• MATERIAL PROVIDED:
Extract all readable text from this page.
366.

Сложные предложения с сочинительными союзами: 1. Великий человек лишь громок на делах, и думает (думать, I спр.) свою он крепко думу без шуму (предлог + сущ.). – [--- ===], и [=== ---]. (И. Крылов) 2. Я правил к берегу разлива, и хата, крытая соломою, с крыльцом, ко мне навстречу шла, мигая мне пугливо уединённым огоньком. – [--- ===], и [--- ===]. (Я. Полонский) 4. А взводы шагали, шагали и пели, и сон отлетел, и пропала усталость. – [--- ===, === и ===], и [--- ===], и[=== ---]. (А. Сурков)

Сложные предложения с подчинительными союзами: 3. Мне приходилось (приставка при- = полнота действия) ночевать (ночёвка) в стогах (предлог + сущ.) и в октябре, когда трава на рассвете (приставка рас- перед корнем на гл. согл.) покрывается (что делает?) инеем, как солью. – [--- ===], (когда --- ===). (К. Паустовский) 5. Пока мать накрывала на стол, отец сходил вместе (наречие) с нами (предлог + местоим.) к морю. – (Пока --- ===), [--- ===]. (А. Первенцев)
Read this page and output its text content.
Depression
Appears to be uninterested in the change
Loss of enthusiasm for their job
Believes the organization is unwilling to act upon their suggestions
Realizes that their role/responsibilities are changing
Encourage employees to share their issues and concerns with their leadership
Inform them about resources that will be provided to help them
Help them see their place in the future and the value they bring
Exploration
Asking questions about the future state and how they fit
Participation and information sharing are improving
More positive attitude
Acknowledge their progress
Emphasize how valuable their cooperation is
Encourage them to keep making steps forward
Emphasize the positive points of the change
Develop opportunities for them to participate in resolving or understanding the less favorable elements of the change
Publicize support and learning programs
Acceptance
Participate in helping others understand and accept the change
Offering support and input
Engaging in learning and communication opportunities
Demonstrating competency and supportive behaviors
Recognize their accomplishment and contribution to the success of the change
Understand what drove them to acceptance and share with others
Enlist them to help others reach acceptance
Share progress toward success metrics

• TO BE DONE:
Count the lines in the records above that contain the word "this", and reply with only that number.

• EXPECTED ANSWER:
2